Exercise goal -
Can you retype every record below exactly as written?

— start of Exercise inputs —

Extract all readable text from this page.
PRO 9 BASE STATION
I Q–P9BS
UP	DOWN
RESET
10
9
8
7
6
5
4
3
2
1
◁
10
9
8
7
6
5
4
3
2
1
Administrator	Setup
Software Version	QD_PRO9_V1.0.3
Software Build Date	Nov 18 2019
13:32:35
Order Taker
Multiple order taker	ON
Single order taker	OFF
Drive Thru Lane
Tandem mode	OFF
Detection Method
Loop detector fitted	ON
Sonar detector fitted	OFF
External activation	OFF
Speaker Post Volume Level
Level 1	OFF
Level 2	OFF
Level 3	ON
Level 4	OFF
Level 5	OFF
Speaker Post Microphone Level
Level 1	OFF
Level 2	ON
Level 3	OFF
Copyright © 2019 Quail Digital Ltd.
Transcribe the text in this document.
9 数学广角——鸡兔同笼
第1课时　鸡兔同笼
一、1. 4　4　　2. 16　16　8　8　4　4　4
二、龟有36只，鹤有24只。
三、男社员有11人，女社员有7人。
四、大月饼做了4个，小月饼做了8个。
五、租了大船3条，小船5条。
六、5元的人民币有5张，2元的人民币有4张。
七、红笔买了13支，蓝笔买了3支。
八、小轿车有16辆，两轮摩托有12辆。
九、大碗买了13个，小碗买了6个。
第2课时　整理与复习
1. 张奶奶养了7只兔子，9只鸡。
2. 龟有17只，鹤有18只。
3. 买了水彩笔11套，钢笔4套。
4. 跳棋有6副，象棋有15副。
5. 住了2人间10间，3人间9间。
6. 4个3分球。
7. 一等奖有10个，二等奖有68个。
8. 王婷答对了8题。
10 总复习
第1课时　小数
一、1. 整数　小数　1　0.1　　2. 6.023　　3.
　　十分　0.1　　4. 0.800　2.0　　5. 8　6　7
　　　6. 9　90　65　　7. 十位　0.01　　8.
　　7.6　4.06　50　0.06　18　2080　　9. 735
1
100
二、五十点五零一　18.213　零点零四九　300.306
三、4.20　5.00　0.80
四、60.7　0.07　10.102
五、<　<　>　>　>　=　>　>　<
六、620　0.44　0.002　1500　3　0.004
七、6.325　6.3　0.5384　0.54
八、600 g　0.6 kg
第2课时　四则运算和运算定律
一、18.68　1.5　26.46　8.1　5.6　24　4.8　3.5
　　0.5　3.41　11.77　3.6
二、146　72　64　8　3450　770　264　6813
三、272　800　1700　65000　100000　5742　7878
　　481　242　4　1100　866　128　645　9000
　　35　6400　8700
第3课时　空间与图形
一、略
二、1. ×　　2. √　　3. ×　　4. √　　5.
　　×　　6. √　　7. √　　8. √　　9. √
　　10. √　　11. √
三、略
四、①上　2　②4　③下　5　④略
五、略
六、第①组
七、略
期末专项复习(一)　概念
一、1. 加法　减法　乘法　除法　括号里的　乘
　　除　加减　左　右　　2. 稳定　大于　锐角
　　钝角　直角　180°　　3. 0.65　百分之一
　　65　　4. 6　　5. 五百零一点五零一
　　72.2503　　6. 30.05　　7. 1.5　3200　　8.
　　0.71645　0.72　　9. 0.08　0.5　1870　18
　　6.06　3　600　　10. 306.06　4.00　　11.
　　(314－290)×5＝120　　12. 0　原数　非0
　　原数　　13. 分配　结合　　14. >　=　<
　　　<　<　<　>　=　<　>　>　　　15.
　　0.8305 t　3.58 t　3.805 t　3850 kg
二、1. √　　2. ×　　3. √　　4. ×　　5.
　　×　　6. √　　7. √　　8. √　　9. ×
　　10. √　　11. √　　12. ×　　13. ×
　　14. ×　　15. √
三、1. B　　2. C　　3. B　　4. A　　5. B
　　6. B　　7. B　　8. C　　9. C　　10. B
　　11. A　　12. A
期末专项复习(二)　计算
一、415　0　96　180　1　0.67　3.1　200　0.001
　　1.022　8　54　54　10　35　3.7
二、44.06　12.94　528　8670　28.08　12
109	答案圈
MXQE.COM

— end of Exercise inputs —

Right answer -
Extract all readable text from this page.
PRO 9 BASE STATION
I Q–P9BS
UP	DOWN
RESET
10
9
8
7
6
5
4
3
2
1
◁
10
9
8
7
6
5
4
3
2
1
Administrator	Setup
Software Version	QD_PRO9_V1.0.3
Software Build Date	Nov 18 2019
13:32:35
Order Taker
Multiple order taker	ON
Single order taker	OFF
Drive Thru Lane
Tandem mode	OFF
Detection Method
Loop detector fitted	ON
Sonar detector fitted	OFF
External activation	OFF
Speaker Post Volume Level
Level 1	OFF
Level 2	OFF
Level 3	ON
Level 4	OFF
Level 5	OFF
Speaker Post Microphone Level
Level 1	OFF
Level 2	ON
Level 3	OFF
Copyright © 2019 Quail Digital Ltd.
Transcribe the text in this document.
9 数学广角——鸡兔同笼
第1课时　鸡兔同笼
一、1. 4　4　　2. 16　16　8　8　4　4　4
二、龟有36只，鹤有24只。
三、男社员有11人，女社员有7人。
四、大月饼做了4个，小月饼做了8个。
五、租了大船3条，小船5条。
六、5元的人民币有5张，2元的人民币有4张。
七、红笔买了13支，蓝笔买了3支。
八、小轿车有16辆，两轮摩托有12辆。
九、大碗买了13个，小碗买了6个。
第2课时　整理与复习
1. 张奶奶养了7只兔子，9只鸡。
2. 龟有17只，鹤有18只。
3. 买了水彩笔11套，钢笔4套。
4. 跳棋有6副，象棋有15副。
5. 住了2人间10间，3人间9间。
6. 4个3分球。
7. 一等奖有10个，二等奖有68个。
8. 王婷答对了8题。
10 总复习
第1课时　小数
一、1. 整数　小数　1　0.1　　2. 6.023　　3.
　　十分　0.1　　4. 0.800　2.0　　5. 8　6　7
　　　6. 9　90　65　　7. 十位　0.01　　8.
　　7.6　4.06　50　0.06　18　2080　　9. 735
1
100
二、五十点五零一　18.213　零点零四九　300.306
三、4.20　5.00　0.80
四、60.7　0.07　10.102
五、<　<　>　>　>　=　>　>　<
六、620　0.44　0.002　1500　3　0.004
七、6.325　6.3　0.5384　0.54
八、600 g　0.6 kg
第2课时　四则运算和运算定律
一、18.68　1.5　26.46　8.1　5.6　24　4.8　3.5
　　0.5　3.41　11.77　3.6
二、146　72　64　8　3450　770　264　6813
三、272　800　1700　65000　100000　5742　7878
　　481　242　4　1100　866　128　645　9000
　　35　6400　8700
第3课时　空间与图形
一、略
二、1. ×　　2. √　　3. ×　　4. √　　5.
　　×　　6. √　　7. √　　8. √　　9. √
　　10. √　　11. √
三、略
四、①上　2　②4　③下　5　④略
五、略
六、第①组
七、略
期末专项复习(一)　概念
一、1. 加法　减法　乘法　除法　括号里的　乘
　　除　加减　左　右　　2. 稳定　大于　锐角
　　钝角　直角　180°　　3. 0.65　百分之一
　　65　　4. 6　　5. 五百零一点五零一
　　72.2503　　6. 30.05　　7. 1.5　3200　　8.
　　0.71645　0.72　　9. 0.08　0.5　1870　18
　　6.06　3　600　　10. 306.06　4.00　　11.
　　(314－290)×5＝120　　12. 0　原数　非0
　　原数　　13. 分配　结合　　14. >　=　<
　　　<　<　<　>　=　<　>　>　　　15.
　　0.8305 t　3.58 t　3.805 t　3850 kg
二、1. √　　2. ×　　3. √　　4. ×　　5.
　　×　　6. √　　7. √　　8. √　　9. ×
　　10. √　　11. √　　12. ×　　13. ×
　　14. ×　　15. √
三、1. B　　2. C　　3. B　　4. A　　5. B
　　6. B　　7. B　　8. C　　9. C　　10. B
　　11. A　　12. A
期末专项复习(二)　计算
一、415　0　96　180　1　0.67　3.1　200　0.001
　　1.022　8　54　54　10　35　3.7
二、44.06　12.94　528　8670　28.08　12
109	答案圈
MXQE.COM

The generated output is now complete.